**Given exercise:**
Keep only the lines of the data below that contain "Sold", and copy them.
══ Input for this task ══
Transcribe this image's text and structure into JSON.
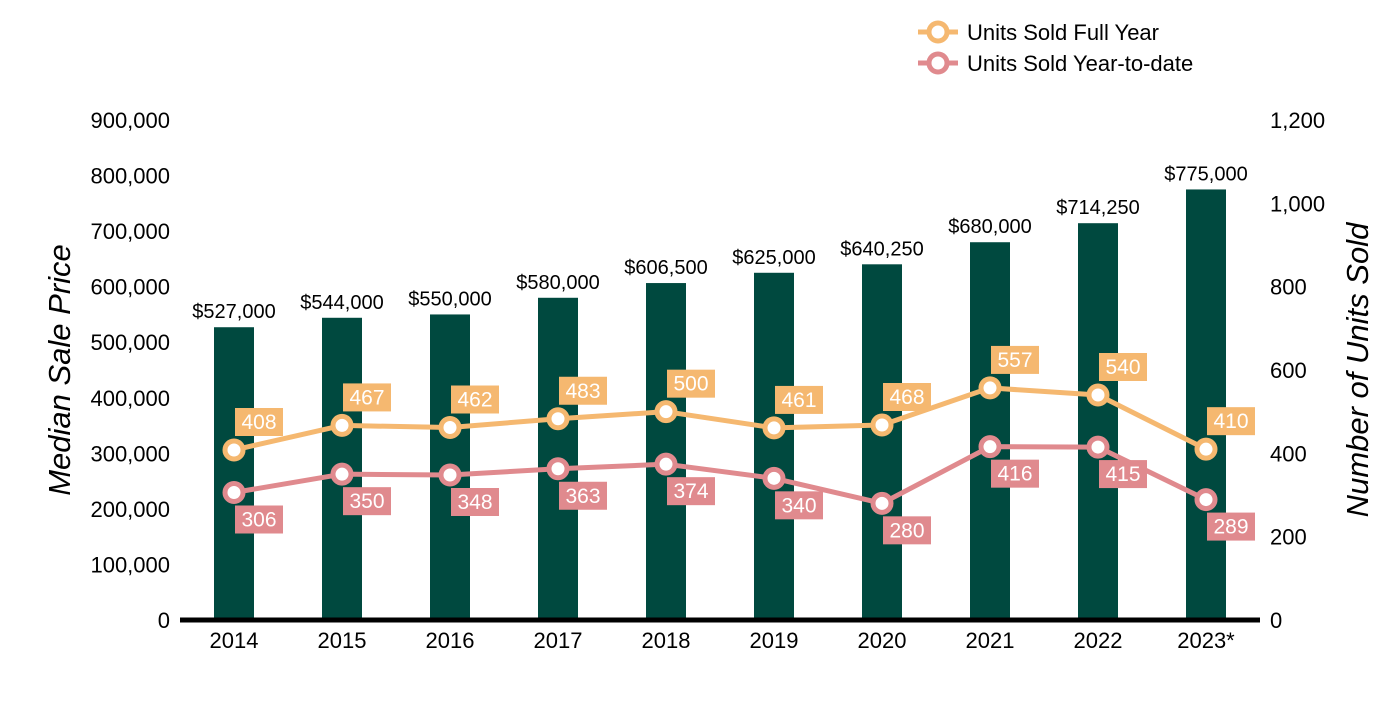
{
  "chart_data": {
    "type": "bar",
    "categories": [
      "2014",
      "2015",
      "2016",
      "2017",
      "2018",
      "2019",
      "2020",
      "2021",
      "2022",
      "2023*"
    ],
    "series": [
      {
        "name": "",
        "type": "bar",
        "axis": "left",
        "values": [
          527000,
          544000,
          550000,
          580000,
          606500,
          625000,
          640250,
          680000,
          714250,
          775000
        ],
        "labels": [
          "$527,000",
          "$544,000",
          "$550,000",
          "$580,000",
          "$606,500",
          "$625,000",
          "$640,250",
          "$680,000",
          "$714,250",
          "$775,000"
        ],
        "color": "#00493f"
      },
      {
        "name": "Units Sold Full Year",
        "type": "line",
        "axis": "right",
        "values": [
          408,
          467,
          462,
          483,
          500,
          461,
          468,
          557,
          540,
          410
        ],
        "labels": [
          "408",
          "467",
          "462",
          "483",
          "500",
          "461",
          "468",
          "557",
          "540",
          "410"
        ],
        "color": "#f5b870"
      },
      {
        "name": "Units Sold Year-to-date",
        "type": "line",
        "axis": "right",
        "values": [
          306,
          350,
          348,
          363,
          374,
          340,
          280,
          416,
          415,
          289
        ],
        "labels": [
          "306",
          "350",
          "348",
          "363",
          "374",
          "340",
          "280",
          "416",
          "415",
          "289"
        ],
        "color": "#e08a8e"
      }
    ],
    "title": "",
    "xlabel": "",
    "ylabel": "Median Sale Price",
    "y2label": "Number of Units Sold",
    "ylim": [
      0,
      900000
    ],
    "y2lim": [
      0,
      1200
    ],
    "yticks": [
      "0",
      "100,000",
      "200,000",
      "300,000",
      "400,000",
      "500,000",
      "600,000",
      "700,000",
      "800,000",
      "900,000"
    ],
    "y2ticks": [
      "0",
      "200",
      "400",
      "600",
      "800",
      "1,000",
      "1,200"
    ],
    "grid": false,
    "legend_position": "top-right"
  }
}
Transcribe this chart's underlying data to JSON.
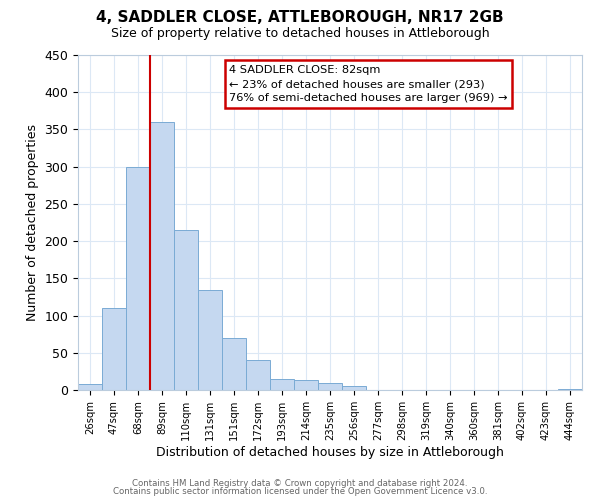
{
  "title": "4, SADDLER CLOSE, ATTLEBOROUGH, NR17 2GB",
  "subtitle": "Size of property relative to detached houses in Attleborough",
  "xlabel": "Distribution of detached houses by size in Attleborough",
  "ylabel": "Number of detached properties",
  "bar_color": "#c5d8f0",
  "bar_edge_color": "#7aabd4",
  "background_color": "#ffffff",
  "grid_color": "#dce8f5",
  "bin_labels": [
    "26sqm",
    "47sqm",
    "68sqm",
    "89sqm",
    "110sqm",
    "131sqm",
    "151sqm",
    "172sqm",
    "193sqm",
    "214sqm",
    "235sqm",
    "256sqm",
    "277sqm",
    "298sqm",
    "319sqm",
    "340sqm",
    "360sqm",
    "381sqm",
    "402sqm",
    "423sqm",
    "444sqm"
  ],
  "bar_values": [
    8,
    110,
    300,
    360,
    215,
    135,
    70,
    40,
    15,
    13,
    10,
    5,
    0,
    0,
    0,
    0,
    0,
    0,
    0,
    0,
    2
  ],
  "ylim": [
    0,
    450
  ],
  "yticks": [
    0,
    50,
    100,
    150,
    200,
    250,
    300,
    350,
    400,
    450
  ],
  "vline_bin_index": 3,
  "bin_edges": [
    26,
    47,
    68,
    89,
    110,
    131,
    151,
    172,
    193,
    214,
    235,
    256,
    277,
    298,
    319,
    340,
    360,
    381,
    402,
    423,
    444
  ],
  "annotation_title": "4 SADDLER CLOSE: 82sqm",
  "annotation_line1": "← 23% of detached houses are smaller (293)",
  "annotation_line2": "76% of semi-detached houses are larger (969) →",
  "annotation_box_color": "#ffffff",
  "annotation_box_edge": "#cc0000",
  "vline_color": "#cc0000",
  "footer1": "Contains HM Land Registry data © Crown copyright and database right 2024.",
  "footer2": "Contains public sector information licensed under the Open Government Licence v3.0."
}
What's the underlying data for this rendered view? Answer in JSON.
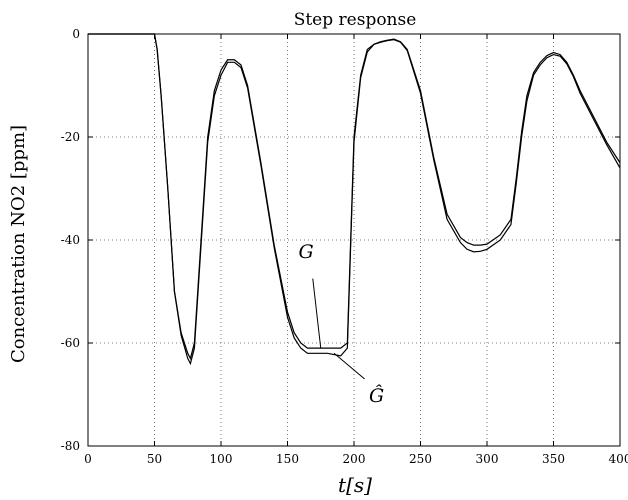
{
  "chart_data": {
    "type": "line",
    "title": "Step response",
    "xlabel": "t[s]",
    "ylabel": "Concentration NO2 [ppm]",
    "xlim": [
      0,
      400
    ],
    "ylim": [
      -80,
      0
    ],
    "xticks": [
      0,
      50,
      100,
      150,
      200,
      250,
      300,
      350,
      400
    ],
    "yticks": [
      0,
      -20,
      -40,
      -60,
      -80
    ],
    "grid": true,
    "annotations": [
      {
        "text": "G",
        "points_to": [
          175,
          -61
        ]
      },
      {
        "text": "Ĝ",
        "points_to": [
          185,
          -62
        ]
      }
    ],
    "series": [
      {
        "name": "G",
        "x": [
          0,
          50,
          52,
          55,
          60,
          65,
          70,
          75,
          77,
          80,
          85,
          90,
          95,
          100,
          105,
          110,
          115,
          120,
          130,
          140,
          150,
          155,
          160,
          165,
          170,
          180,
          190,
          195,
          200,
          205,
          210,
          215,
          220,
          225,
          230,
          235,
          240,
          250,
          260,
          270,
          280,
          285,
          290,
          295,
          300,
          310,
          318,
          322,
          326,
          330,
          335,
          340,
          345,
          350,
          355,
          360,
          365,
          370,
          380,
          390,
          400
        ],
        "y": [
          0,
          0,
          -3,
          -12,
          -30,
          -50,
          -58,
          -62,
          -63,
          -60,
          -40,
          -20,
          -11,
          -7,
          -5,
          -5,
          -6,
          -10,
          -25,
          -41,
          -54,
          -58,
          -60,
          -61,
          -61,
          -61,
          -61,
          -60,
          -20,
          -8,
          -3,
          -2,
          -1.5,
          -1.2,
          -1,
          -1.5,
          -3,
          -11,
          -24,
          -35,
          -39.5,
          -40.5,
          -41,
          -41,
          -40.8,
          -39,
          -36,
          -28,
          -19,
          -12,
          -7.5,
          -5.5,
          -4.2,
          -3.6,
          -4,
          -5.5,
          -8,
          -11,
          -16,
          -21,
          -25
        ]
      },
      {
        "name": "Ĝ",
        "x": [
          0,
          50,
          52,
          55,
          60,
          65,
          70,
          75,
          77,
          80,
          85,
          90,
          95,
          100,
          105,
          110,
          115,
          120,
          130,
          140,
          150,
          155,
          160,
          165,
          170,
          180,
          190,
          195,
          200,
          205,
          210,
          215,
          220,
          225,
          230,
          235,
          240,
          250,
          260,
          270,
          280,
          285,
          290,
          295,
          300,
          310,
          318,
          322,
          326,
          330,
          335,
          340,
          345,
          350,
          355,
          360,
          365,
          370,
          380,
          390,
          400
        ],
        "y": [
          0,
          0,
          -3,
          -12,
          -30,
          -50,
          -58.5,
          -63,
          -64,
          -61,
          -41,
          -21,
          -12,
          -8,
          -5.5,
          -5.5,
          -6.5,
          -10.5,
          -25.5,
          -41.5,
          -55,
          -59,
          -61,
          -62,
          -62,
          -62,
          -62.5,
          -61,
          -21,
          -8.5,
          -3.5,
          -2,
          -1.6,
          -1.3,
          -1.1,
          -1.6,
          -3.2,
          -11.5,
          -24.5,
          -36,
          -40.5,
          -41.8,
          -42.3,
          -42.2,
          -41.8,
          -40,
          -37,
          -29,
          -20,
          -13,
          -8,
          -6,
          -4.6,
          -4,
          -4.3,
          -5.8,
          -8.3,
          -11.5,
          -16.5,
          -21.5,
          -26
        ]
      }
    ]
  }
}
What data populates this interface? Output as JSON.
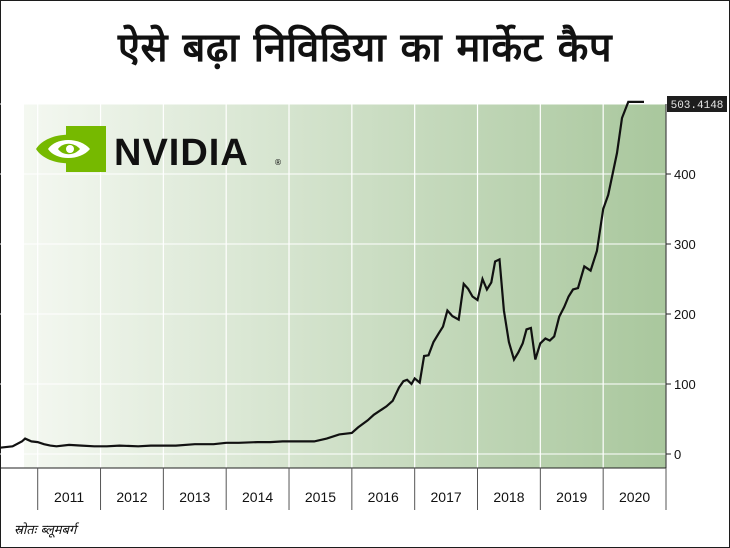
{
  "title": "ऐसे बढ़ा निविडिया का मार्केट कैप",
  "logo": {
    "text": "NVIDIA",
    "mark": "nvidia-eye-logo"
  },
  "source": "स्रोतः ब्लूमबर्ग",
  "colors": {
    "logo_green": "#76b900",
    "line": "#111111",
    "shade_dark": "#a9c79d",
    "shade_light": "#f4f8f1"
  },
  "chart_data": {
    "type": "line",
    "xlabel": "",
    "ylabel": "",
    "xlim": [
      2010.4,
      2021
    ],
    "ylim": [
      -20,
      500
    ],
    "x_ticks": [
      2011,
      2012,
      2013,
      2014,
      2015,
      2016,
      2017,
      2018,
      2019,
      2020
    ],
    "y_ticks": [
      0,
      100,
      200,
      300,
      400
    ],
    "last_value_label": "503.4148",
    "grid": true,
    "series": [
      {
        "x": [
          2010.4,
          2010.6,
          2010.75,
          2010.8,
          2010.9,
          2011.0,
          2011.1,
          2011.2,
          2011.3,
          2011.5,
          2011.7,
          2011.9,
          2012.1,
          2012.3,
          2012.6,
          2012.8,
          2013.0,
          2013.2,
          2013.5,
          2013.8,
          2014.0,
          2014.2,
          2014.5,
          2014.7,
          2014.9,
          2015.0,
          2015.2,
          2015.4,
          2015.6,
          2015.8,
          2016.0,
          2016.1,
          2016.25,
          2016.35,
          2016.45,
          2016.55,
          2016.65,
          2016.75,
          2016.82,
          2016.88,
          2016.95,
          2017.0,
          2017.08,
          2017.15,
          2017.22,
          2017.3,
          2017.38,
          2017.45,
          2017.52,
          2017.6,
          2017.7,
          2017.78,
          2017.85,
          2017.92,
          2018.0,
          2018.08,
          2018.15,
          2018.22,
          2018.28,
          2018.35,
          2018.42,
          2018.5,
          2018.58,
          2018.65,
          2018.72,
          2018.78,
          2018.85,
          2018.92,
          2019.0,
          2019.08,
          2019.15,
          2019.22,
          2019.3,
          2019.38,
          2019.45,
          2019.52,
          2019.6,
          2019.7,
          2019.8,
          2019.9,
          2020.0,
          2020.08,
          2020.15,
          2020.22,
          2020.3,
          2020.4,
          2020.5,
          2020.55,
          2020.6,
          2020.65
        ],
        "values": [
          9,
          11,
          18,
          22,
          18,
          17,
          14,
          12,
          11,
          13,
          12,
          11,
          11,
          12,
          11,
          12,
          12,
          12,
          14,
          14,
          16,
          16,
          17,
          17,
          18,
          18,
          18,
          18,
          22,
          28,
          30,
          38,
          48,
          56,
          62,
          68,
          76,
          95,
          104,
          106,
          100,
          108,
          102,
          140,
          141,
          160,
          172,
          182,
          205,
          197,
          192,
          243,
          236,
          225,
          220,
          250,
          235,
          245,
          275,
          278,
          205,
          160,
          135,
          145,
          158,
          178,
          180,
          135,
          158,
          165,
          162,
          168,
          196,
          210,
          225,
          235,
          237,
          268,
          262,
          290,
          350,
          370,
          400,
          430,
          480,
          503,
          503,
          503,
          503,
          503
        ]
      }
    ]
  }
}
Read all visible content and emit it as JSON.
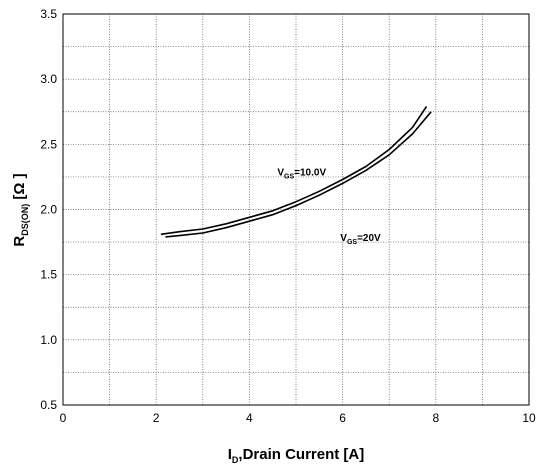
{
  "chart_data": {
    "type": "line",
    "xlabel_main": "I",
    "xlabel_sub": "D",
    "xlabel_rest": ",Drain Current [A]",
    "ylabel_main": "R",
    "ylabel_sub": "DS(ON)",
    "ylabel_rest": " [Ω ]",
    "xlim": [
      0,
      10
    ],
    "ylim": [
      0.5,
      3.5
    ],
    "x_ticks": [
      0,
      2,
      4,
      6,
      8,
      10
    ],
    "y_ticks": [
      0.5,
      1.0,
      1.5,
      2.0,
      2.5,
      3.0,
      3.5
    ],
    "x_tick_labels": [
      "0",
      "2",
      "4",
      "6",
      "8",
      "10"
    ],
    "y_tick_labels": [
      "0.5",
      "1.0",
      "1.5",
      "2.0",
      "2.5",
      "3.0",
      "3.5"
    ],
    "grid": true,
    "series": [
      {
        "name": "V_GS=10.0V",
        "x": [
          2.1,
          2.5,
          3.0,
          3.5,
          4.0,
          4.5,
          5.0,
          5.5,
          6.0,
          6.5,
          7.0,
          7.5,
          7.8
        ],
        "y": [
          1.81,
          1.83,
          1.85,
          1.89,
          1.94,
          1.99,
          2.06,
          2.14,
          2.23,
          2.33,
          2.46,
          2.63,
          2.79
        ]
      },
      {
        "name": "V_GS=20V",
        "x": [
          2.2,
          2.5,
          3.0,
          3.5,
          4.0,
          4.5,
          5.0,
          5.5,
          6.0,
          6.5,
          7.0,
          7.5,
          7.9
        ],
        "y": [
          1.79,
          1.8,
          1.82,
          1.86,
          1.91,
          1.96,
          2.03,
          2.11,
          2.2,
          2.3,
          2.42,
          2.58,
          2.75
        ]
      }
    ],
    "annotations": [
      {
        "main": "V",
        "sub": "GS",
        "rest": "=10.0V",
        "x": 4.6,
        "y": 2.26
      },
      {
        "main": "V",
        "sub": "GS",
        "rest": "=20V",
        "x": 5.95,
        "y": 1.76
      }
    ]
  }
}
═══
**Full output:**
        "name": "Units Sold Full Year",
        "name": "Units Sold Year-to-date",
    "y2label": "Number of Units Sold",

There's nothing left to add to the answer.